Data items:
--------------------------------------------------
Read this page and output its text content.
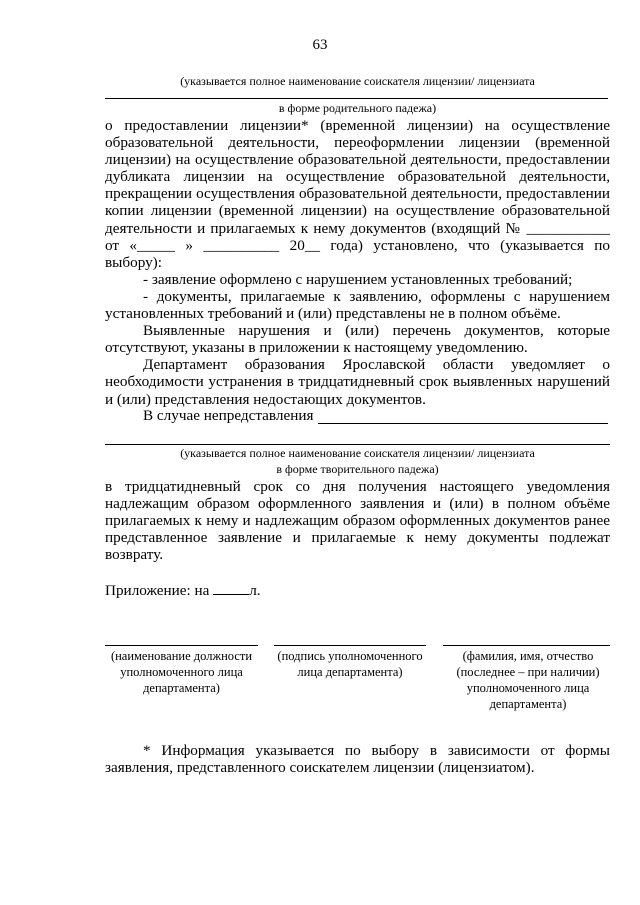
63
(указывается полное наименование соискателя лицензии/ лицензиата
в форме родительного падежа)

о предоставлении лицензии* (временной лицензии) на осуществление образовательной деятельности, переоформлении лицензии (временной лицензии) на осуществление образовательной деятельности, предоставлении дубликата лицензии на осуществление образовательной деятельности, прекращении осуществления образовательной деятельности, предоставлении копии лицензии (временной лицензии) на осуществление образовательной деятельности и прилагаемых к нему документов (входящий № ___________ от «_____ » __________ 20__ года) установлено, что (указывается по выбору):

- заявление оформлено с нарушением установленных требований;

- документы, прилагаемые к заявлению, оформлены с нарушением установленных требований и (или) представлены не в полном объёме.

Выявленные нарушения и (или) перечень документов, которые отсутствуют, указаны в приложении к настоящему уведомлению.

Департамент образования Ярославской области уведомляет о необходимости устранения в тридцатидневный срок выявленных нарушений и (или) представления недостающих документов.

В случае непредставления
(указывается полное наименование соискателя лицензии/ лицензиата
в форме творительного падежа)
в тридцатидневный срок со дня получения настоящего уведомления надлежащим образом оформленного заявления и (или) в полном объёме прилагаемых к нему и надлежащим образом оформленных документов ранее представленное заявление и прилагаемые к нему документы подлежат возврату.
Приложение: на	л.
(наименование должности уполномоченного лица департамента)
(подпись уполномоченного лица департамента)
(фамилия, имя, отчество (последнее – при наличии) уполномоченного лица департамента)

* Информация указывается по выбору в зависимости от формы заявления, представленного соискателем лицензии (лицензиатом).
--------------------------------------------------
- Exercise goal:
Return every line above in which the string "установленных" occurs.

- Written solution:
- заявление оформлено с нарушением установленных требований;
- документы, прилагаемые к заявлению, оформлены с нарушением установленных требований и (или) представлены не в полном объёме.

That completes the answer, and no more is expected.